GIVEN TASK –
Looking at the listing, state how many of its lines contain the string "Receipt". Write only the number.
GIVEN ENTRIES start
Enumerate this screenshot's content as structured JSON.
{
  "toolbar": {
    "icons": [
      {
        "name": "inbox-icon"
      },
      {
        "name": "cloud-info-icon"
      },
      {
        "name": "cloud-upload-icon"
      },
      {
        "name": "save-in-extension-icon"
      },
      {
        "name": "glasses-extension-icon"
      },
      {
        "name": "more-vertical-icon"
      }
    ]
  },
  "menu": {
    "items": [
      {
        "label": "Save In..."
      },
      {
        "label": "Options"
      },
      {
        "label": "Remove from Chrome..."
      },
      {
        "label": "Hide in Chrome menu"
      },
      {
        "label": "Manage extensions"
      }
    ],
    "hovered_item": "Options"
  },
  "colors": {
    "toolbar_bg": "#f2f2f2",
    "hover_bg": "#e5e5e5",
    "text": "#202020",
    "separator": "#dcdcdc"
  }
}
GIVEN ENTRIES end
GIVEN ENTRIES start
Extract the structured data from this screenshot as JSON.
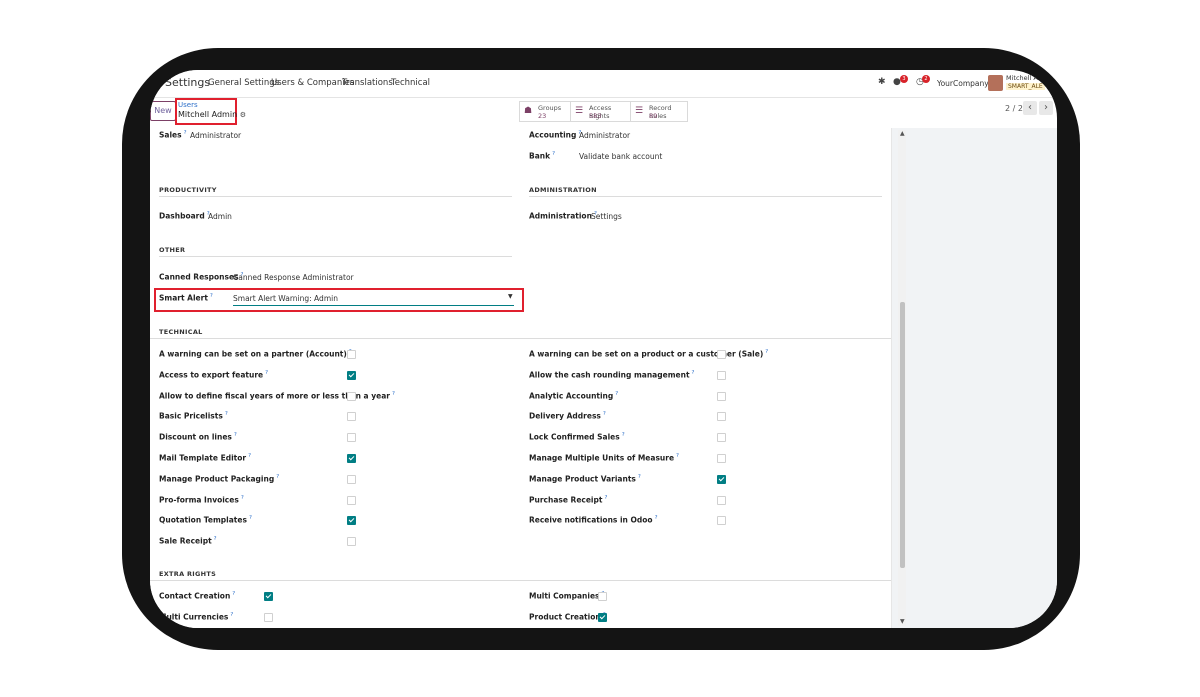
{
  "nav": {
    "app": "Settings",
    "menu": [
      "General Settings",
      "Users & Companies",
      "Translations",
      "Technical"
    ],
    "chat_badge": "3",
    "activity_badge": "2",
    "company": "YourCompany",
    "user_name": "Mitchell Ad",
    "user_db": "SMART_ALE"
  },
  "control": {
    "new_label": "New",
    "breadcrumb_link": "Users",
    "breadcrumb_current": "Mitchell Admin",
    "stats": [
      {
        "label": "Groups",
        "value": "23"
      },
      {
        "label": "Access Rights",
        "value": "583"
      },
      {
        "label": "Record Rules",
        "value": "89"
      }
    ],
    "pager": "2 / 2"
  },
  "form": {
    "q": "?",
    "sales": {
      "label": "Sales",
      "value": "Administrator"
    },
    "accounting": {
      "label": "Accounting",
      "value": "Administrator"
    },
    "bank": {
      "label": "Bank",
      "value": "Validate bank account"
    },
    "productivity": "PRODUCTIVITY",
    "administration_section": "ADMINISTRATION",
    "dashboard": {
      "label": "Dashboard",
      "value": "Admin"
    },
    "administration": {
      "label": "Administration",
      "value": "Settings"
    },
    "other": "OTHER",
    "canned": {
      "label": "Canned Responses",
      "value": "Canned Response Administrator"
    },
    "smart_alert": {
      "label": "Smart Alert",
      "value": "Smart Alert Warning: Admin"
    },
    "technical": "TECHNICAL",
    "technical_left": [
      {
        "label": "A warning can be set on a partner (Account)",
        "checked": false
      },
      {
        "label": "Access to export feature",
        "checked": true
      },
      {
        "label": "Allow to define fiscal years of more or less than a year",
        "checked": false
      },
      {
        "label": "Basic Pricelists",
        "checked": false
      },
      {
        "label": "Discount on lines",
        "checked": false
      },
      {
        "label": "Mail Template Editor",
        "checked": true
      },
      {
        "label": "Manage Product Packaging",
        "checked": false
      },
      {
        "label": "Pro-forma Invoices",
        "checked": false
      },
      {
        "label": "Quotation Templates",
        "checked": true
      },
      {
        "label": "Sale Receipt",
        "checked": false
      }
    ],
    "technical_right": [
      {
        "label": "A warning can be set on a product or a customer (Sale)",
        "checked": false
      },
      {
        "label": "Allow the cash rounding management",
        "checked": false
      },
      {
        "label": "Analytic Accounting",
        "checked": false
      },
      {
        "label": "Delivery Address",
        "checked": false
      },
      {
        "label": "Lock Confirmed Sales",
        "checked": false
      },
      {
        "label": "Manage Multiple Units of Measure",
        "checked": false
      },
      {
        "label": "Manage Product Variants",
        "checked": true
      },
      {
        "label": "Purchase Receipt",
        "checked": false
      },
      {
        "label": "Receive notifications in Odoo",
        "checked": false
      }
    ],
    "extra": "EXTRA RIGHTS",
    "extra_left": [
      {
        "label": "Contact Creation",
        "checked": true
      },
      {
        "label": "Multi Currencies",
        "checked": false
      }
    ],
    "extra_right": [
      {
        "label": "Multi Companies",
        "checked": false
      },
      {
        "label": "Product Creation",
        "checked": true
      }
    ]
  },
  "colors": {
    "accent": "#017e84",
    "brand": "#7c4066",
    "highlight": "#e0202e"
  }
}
GIVEN ENTRIES end
PROBLEM SOLUTION –
2